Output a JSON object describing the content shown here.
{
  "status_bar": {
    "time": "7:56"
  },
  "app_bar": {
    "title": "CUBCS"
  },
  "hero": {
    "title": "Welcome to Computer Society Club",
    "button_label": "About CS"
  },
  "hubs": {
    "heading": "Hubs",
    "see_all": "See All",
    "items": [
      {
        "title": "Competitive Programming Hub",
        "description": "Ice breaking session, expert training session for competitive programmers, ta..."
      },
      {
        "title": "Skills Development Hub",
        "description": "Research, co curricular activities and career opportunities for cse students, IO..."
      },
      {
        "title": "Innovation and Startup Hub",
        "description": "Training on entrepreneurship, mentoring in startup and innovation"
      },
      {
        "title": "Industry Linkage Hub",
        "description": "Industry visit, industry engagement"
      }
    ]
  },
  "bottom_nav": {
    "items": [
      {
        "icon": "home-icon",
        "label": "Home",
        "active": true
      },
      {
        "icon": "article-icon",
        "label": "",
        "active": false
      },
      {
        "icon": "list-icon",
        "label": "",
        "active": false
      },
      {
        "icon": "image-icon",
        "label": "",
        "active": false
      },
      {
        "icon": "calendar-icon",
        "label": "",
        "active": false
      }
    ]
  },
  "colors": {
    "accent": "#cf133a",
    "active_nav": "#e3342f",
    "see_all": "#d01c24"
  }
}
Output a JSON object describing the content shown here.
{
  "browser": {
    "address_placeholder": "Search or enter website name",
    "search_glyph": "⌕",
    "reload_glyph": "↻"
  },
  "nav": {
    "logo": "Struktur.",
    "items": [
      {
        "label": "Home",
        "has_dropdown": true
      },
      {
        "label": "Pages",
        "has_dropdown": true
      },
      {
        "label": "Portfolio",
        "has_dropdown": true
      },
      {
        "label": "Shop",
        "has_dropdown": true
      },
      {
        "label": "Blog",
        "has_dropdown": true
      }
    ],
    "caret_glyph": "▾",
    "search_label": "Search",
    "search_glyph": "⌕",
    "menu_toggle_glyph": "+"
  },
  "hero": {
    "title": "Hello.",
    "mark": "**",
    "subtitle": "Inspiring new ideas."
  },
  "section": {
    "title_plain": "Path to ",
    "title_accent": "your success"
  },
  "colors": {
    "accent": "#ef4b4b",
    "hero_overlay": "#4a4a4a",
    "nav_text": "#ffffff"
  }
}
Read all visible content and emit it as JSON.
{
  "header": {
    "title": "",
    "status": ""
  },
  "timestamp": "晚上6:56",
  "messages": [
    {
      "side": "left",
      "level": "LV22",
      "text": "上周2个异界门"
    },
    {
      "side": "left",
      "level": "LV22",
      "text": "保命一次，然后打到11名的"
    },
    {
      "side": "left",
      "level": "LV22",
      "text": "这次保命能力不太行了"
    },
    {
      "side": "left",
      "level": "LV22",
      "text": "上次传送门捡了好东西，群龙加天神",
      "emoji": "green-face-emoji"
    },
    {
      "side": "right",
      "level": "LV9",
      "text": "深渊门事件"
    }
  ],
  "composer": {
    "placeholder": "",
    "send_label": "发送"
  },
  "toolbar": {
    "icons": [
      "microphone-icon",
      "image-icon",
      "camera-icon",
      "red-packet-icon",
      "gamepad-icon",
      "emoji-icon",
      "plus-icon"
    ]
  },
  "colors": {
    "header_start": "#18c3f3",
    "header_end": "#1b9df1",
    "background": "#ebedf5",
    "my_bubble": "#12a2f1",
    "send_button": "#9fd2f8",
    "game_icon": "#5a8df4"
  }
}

### What is being asked
Return the listing above word for word.

### Exercise solution
Output a JSON object describing the content shown here.
{
  "status_bar": {
    "time": "7:56"
  },
  "app_bar": {
    "title": "CUBCS"
  },
  "hero": {
    "title": "Welcome to Computer Society Club",
    "button_label": "About CS"
  },
  "hubs": {
    "heading": "Hubs",
    "see_all": "See All",
    "items": [
      {
        "title": "Competitive Programming Hub",
        "description": "Ice breaking session, expert training session for competitive programmers, ta..."
      },
      {
        "title": "Skills Development Hub",
        "description": "Research, co curricular activities and career opportunities for cse students, IO..."
      },
      {
        "title": "Innovation and Startup Hub",
        "description": "Training on entrepreneurship, mentoring in startup and innovation"
      },
      {
        "title": "Industry Linkage Hub",
        "description": "Industry visit, industry engagement"
      }
    ]
  },
  "bottom_nav": {
    "items": [
      {
        "icon": "home-icon",
        "label": "Home",
        "active": true
      },
      {
        "icon": "article-icon",
        "label": "",
        "active": false
      },
      {
        "icon": "list-icon",
        "label": "",
        "active": false
      },
      {
        "icon": "image-icon",
        "label": "",
        "active": false
      },
      {
        "icon": "calendar-icon",
        "label": "",
        "active": false
      }
    ]
  },
  "colors": {
    "accent": "#cf133a",
    "active_nav": "#e3342f",
    "see_all": "#d01c24"
  }
}
Output a JSON object describing the content shown here.
{
  "browser": {
    "address_placeholder": "Search or enter website name",
    "search_glyph": "⌕",
    "reload_glyph": "↻"
  },
  "nav": {
    "logo": "Struktur.",
    "items": [
      {
        "label": "Home",
        "has_dropdown": true
      },
      {
        "label": "Pages",
        "has_dropdown": true
      },
      {
        "label": "Portfolio",
        "has_dropdown": true
      },
      {
        "label": "Shop",
        "has_dropdown": true
      },
      {
        "label": "Blog",
        "has_dropdown": true
      }
    ],
    "caret_glyph": "▾",
    "search_label": "Search",
    "search_glyph": "⌕",
    "menu_toggle_glyph": "+"
  },
  "hero": {
    "title": "Hello.",
    "mark": "**",
    "subtitle": "Inspiring new ideas."
  },
  "section": {
    "title_plain": "Path to ",
    "title_accent": "your success"
  },
  "colors": {
    "accent": "#ef4b4b",
    "hero_overlay": "#4a4a4a",
    "nav_text": "#ffffff"
  }
}
Read all visible content and emit it as JSON.
{
  "header": {
    "title": "",
    "status": ""
  },
  "timestamp": "晚上6:56",
  "messages": [
    {
      "side": "left",
      "level": "LV22",
      "text": "上周2个异界门"
    },
    {
      "side": "left",
      "level": "LV22",
      "text": "保命一次，然后打到11名的"
    },
    {
      "side": "left",
      "level": "LV22",
      "text": "这次保命能力不太行了"
    },
    {
      "side": "left",
      "level": "LV22",
      "text": "上次传送门捡了好东西，群龙加天神",
      "emoji": "green-face-emoji"
    },
    {
      "side": "right",
      "level": "LV9",
      "text": "深渊门事件"
    }
  ],
  "composer": {
    "placeholder": "",
    "send_label": "发送"
  },
  "toolbar": {
    "icons": [
      "microphone-icon",
      "image-icon",
      "camera-icon",
      "red-packet-icon",
      "gamepad-icon",
      "emoji-icon",
      "plus-icon"
    ]
  },
  "colors": {
    "header_start": "#18c3f3",
    "header_end": "#1b9df1",
    "background": "#ebedf5",
    "my_bubble": "#12a2f1",
    "send_button": "#9fd2f8",
    "game_icon": "#5a8df4"
  }
}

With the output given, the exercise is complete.